>> BEGIN

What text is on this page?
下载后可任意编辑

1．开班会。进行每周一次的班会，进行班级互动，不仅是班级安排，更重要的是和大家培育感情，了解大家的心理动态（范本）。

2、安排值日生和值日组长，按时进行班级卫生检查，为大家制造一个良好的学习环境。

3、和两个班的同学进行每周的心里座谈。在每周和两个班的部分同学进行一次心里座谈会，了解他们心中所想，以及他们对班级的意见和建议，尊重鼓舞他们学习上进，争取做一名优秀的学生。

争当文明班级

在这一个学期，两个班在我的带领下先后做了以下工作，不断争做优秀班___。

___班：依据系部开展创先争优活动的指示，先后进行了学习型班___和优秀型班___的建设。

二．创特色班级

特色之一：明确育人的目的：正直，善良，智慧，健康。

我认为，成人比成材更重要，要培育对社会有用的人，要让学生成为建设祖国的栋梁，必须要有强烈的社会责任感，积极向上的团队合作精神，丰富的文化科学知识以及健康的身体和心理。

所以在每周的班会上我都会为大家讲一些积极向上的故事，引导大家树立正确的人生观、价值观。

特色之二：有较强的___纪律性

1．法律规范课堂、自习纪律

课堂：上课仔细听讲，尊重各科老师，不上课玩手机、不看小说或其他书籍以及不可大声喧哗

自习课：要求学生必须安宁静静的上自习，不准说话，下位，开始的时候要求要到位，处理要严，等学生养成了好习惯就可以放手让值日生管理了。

>> END

> WHAT THE TASK ASKS: Please output the complete data exactly.

> SOLUTION TO THE EXERCISE:
What text is on this page?
下载后可任意编辑

1．开班会。进行每周一次的班会，进行班级互动，不仅是班级安排，更重要的是和大家培育感情，了解大家的心理动态（范本）。

2、安排值日生和值日组长，按时进行班级卫生检查，为大家制造一个良好的学习环境。

3、和两个班的同学进行每周的心里座谈。在每周和两个班的部分同学进行一次心里座谈会，了解他们心中所想，以及他们对班级的意见和建议，尊重鼓舞他们学习上进，争取做一名优秀的学生。

争当文明班级

在这一个学期，两个班在我的带领下先后做了以下工作，不断争做优秀班___。

___班：依据系部开展创先争优活动的指示，先后进行了学习型班___和优秀型班___的建设。

二．创特色班级

特色之一：明确育人的目的：正直，善良，智慧，健康。

我认为，成人比成材更重要，要培育对社会有用的人，要让学生成为建设祖国的栋梁，必须要有强烈的社会责任感，积极向上的团队合作精神，丰富的文化科学知识以及健康的身体和心理。

所以在每周的班会上我都会为大家讲一些积极向上的故事，引导大家树立正确的人生观、价值观。

特色之二：有较强的___纪律性

1．法律规范课堂、自习纪律

课堂：上课仔细听讲，尊重各科老师，不上课玩手机、不看小说或其他书籍以及不可大声喧哗

自习课：要求学生必须安宁静静的上自习，不准说话，下位，开始的时候要求要到位，处理要严，等学生养成了好习惯就可以放手让值日生管理了。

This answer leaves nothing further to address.